Data -

::::

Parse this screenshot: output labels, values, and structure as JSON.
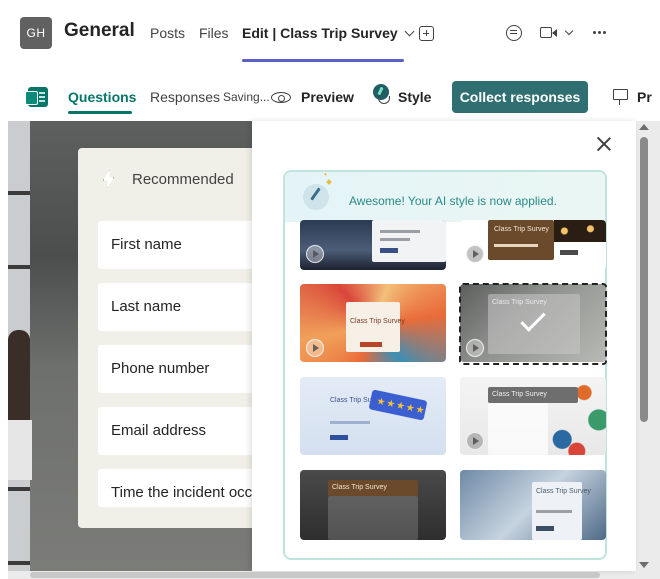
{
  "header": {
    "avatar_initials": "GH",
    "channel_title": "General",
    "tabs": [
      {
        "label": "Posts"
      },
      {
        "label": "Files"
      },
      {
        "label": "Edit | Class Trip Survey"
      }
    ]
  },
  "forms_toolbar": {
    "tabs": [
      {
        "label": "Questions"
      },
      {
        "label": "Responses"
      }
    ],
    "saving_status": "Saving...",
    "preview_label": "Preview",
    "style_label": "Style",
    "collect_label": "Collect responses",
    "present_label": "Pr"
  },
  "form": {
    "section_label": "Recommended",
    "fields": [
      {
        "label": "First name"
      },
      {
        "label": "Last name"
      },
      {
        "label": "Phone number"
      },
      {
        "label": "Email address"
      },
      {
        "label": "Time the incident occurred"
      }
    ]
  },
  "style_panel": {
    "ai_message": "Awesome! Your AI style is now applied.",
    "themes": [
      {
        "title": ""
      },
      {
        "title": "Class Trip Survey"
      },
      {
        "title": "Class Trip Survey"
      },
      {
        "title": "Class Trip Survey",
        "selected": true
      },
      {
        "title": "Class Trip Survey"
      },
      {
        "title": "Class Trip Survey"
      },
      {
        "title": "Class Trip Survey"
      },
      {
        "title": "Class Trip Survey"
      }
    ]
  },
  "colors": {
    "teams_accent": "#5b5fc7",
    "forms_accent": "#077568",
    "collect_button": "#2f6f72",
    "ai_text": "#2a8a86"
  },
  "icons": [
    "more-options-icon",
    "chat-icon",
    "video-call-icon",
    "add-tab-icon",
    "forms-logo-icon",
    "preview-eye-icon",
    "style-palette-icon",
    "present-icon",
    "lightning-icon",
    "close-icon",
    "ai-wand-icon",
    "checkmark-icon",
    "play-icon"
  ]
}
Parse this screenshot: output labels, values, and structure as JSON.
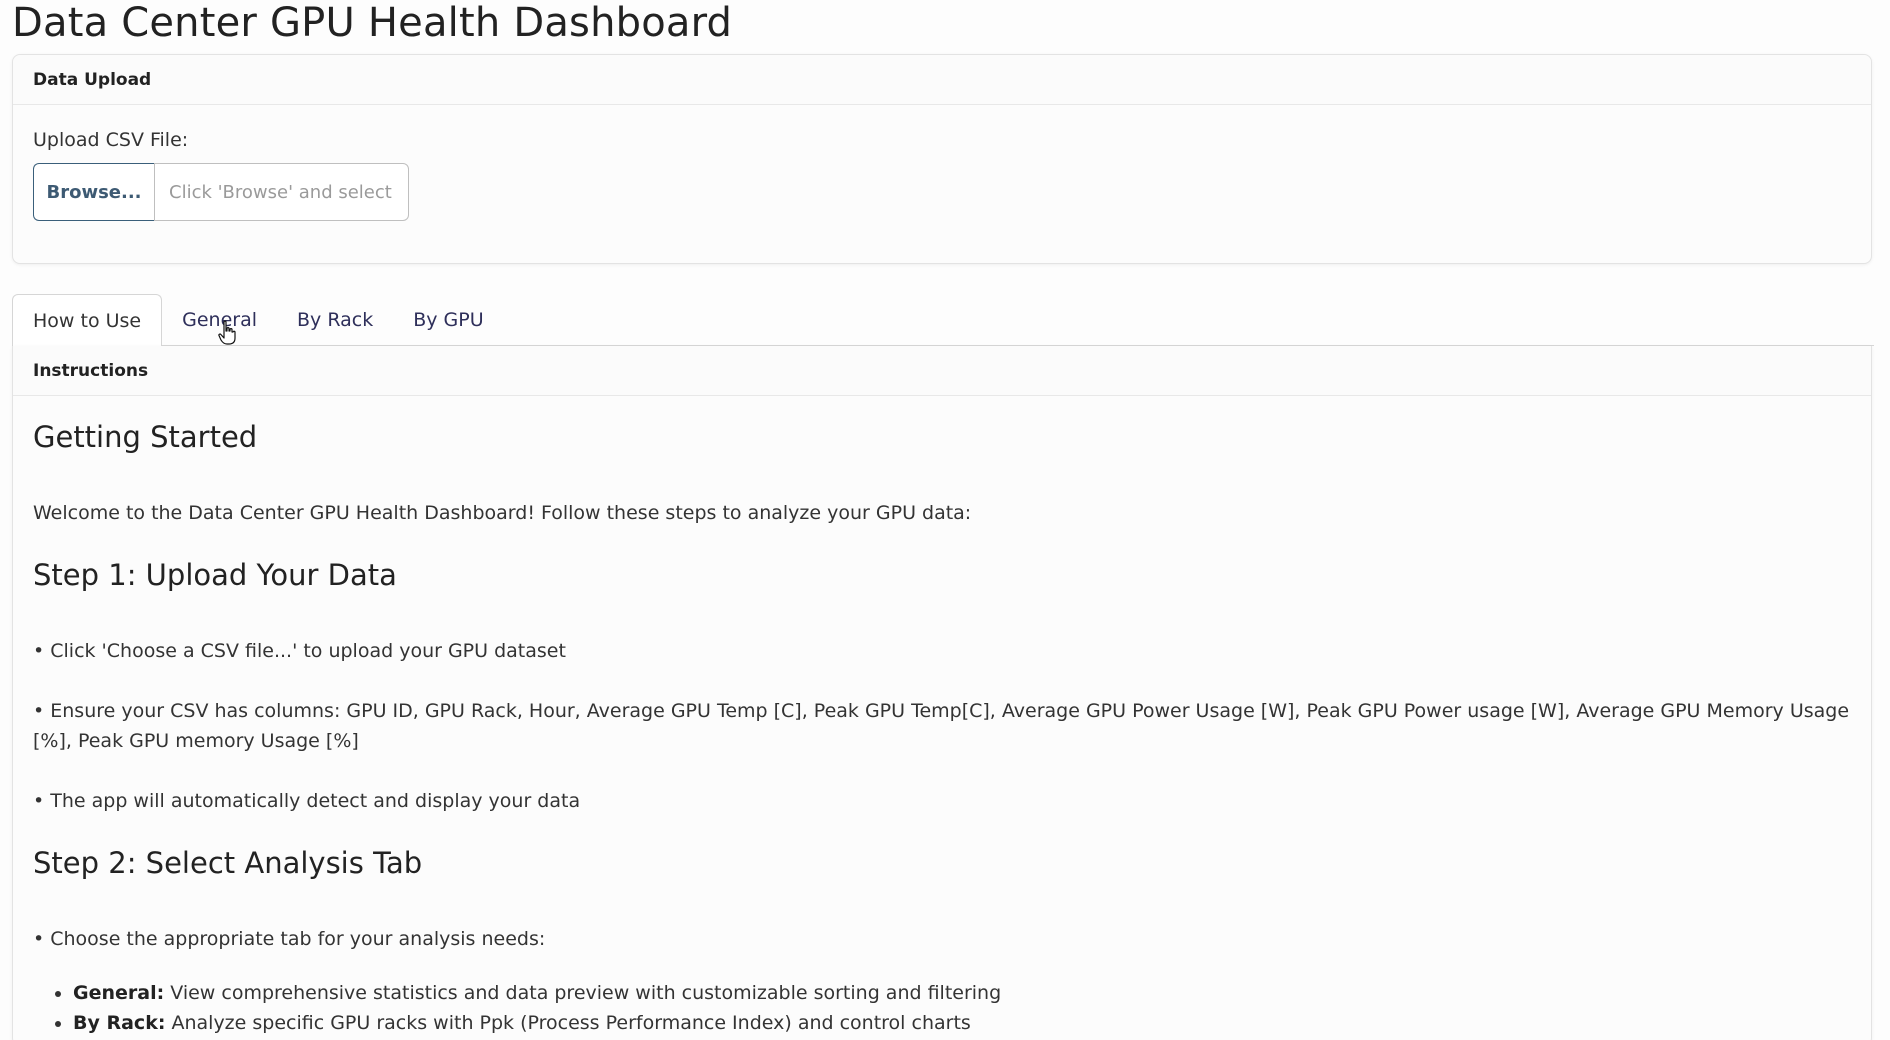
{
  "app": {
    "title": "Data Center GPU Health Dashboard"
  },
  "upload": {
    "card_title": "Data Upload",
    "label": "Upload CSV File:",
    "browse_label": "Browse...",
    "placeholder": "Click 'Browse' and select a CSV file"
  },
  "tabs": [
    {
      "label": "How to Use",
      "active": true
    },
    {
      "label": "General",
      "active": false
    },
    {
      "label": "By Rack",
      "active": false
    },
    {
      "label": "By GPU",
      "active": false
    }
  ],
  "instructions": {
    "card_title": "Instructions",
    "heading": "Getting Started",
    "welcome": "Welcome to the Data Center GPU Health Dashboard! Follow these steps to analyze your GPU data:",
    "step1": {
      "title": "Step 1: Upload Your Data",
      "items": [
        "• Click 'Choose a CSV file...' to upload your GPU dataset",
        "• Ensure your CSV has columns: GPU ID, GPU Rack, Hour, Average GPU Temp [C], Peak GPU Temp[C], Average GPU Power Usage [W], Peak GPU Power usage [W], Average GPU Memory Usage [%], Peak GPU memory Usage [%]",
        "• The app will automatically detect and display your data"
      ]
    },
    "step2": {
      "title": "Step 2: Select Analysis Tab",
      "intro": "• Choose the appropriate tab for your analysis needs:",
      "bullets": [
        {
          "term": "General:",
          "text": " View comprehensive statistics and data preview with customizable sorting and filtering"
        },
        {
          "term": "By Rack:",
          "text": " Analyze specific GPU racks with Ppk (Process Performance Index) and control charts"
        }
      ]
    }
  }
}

::::

Direction - Reproduce the records verbatim, omitting all images they contain.

Correct result -
Parse this screenshot: output labels, values, and structure as JSON.
{
  "header": {
    "avatar_initials": "GH",
    "channel_title": "General",
    "tabs": [
      {
        "label": "Posts"
      },
      {
        "label": "Files"
      },
      {
        "label": "Edit | Class Trip Survey"
      }
    ]
  },
  "forms_toolbar": {
    "tabs": [
      {
        "label": "Questions"
      },
      {
        "label": "Responses"
      }
    ],
    "saving_status": "Saving...",
    "preview_label": "Preview",
    "style_label": "Style",
    "collect_label": "Collect responses",
    "present_label": "Pr"
  },
  "form": {
    "section_label": "Recommended",
    "fields": [
      {
        "label": "First name"
      },
      {
        "label": "Last name"
      },
      {
        "label": "Phone number"
      },
      {
        "label": "Email address"
      },
      {
        "label": "Time the incident occurred"
      }
    ]
  },
  "style_panel": {
    "ai_message": "Awesome! Your AI style is now applied.",
    "themes": [
      {
        "title": ""
      },
      {
        "title": "Class Trip Survey"
      },
      {
        "title": "Class Trip Survey"
      },
      {
        "title": "Class Trip Survey",
        "selected": true
      },
      {
        "title": "Class Trip Survey"
      },
      {
        "title": "Class Trip Survey"
      },
      {
        "title": "Class Trip Survey"
      },
      {
        "title": "Class Trip Survey"
      }
    ]
  },
  "colors": {
    "teams_accent": "#5b5fc7",
    "forms_accent": "#077568",
    "collect_button": "#2f6f72",
    "ai_text": "#2a8a86"
  },
  "icons": [
    "more-options-icon",
    "chat-icon",
    "video-call-icon",
    "add-tab-icon",
    "forms-logo-icon",
    "preview-eye-icon",
    "style-palette-icon",
    "present-icon",
    "lightning-icon",
    "close-icon",
    "ai-wand-icon",
    "checkmark-icon",
    "play-icon"
  ]
}
Parse this screenshot: output labels, values, and structure as JSON.
{
  "app": {
    "title": "Data Center GPU Health Dashboard"
  },
  "upload": {
    "card_title": "Data Upload",
    "label": "Upload CSV File:",
    "browse_label": "Browse...",
    "placeholder": "Click 'Browse' and select a CSV file"
  },
  "tabs": [
    {
      "label": "How to Use",
      "active": true
    },
    {
      "label": "General",
      "active": false
    },
    {
      "label": "By Rack",
      "active": false
    },
    {
      "label": "By GPU",
      "active": false
    }
  ],
  "instructions": {
    "card_title": "Instructions",
    "heading": "Getting Started",
    "welcome": "Welcome to the Data Center GPU Health Dashboard! Follow these steps to analyze your GPU data:",
    "step1": {
      "title": "Step 1: Upload Your Data",
      "items": [
        "• Click 'Choose a CSV file...' to upload your GPU dataset",
        "• Ensure your CSV has columns: GPU ID, GPU Rack, Hour, Average GPU Temp [C], Peak GPU Temp[C], Average GPU Power Usage [W], Peak GPU Power usage [W], Average GPU Memory Usage [%], Peak GPU memory Usage [%]",
        "• The app will automatically detect and display your data"
      ]
    },
    "step2": {
      "title": "Step 2: Select Analysis Tab",
      "intro": "• Choose the appropriate tab for your analysis needs:",
      "bullets": [
        {
          "term": "General:",
          "text": " View comprehensive statistics and data preview with customizable sorting and filtering"
        },
        {
          "term": "By Rack:",
          "text": " Analyze specific GPU racks with Ppk (Process Performance Index) and control charts"
        }
      ]
    }
  }
}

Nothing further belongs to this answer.